- _Task requirements_
Take every line from the listing below that contains "государственной".

######

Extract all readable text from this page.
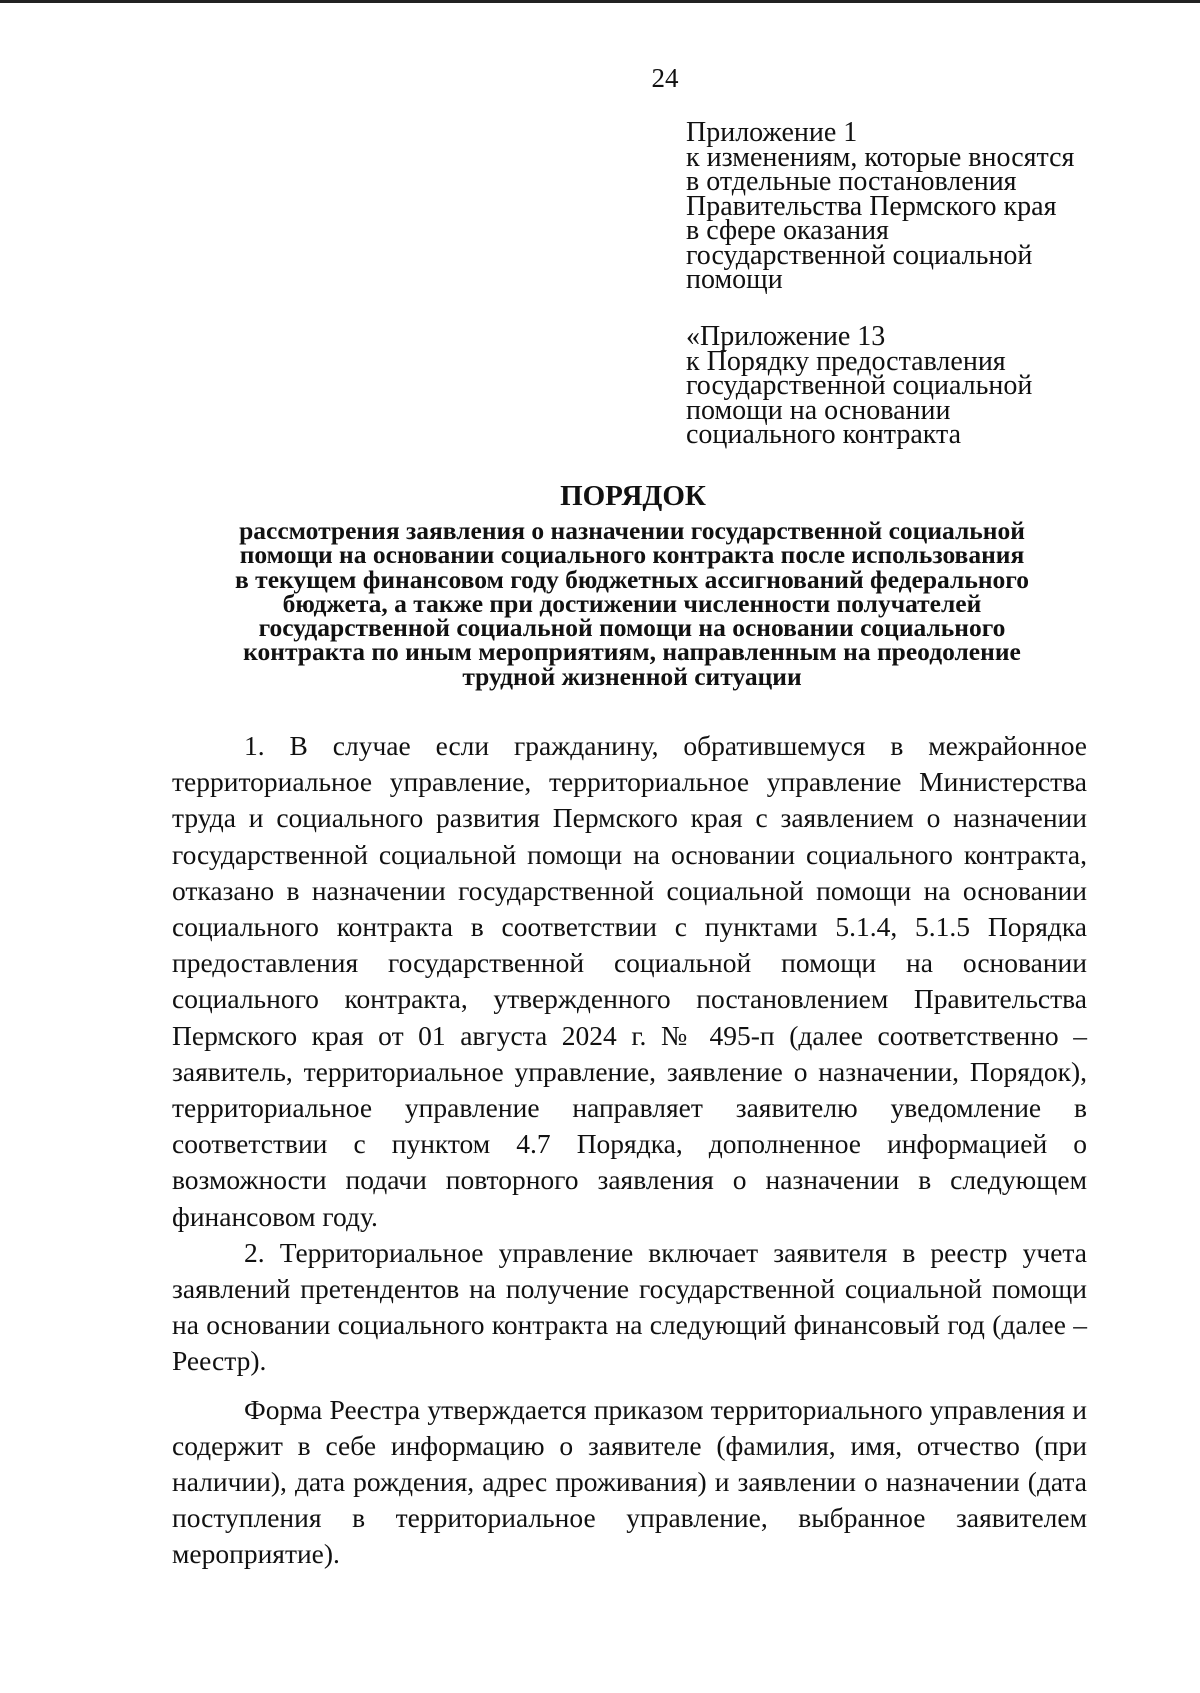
24
Приложение 1
к изменениям, которые вносятся
в отдельные постановления
Правительства Пермского края
в сфере оказания
государственной социальной
помощи
«Приложение 13
к Порядку предоставления
государственной социальной
помощи на основании
социального контракта
ПОРЯДОК
рассмотрения заявления о назначении государственной социальной
помощи на основании социального контракта после использования
в текущем финансовом году бюджетных ассигнований федерального
бюджета, а также при достижении численности получателей
государственной социальной помощи на основании социального
контракта по иным мероприятиям, направленным на преодоление
трудной жизненной ситуации

1. В случае если гражданину, обратившемуся в межрайонное территориальное управление, территориальное управление Министерства труда и социального развития Пермского края с заявлением о назначении государственной социальной помощи на основании социального контракта, отказано в назначении государственной социальной помощи на основании социального контракта в соответствии с пунктами 5.1.4, 5.1.5 Порядка предоставления государственной социальной помощи на основании социального контракта, утвержденного постановлением Правительства Пермского края от 01 августа 2024 г. № 495-п (далее соответственно – заявитель, территориальное управление, заявление о назначении, Порядок), территориальное управление направляет заявителю уведомление в соответствии с пунктом 4.7 Порядка, дополненное информацией о возможности подачи повторного заявления о назначении в следующем финансовом году.

2. Территориальное управление включает заявителя в реестр учета заявлений претендентов на получение государственной социальной помощи на основании социального контракта на следующий финансовый год (далее – Реестр).

Форма Реестра утверждается приказом территориального управления и содержит в себе информацию о заявителе (фамилия, имя, отчество (при наличии), дата рождения, адрес проживания) и заявлении о назначении (дата поступления в территориальное управление, выбранное заявителем мероприятие).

######

- _Output for this exercise_
государственной социальной
государственной социальной
рассмотрения заявления о назначении государственной социальной
государственной социальной помощи на основании социального
1. В случае если гражданину, обратившемуся в межрайонное территориальное управление, территориальное управление Министерства труда и социального развития Пермского края с заявлением о назначении государственной социальной помощи на основании социального контракта, отказано в назначении государственной социальной помощи на основании социального контракта в соответствии с пунктами 5.1.4, 5.1.5 Порядка предоставления государственной социальной помощи на основании социального контракта, утвержденного постановлением Правительства Пермского края от 01 августа 2024 г. № 495-п (далее соответственно – заявитель, территориальное управление, заявление о назначении, Порядок), территориальное управление направляет заявителю уведомление в соответствии с пунктом 4.7 Порядка, дополненное информацией о возможности подачи повторного заявления о назначении в следующем финансовом году.
2. Территориальное управление включает заявителя в реестр учета заявлений претендентов на получение государственной социальной помощи на основании социального контракта на следующий финансовый год (далее – Реестр).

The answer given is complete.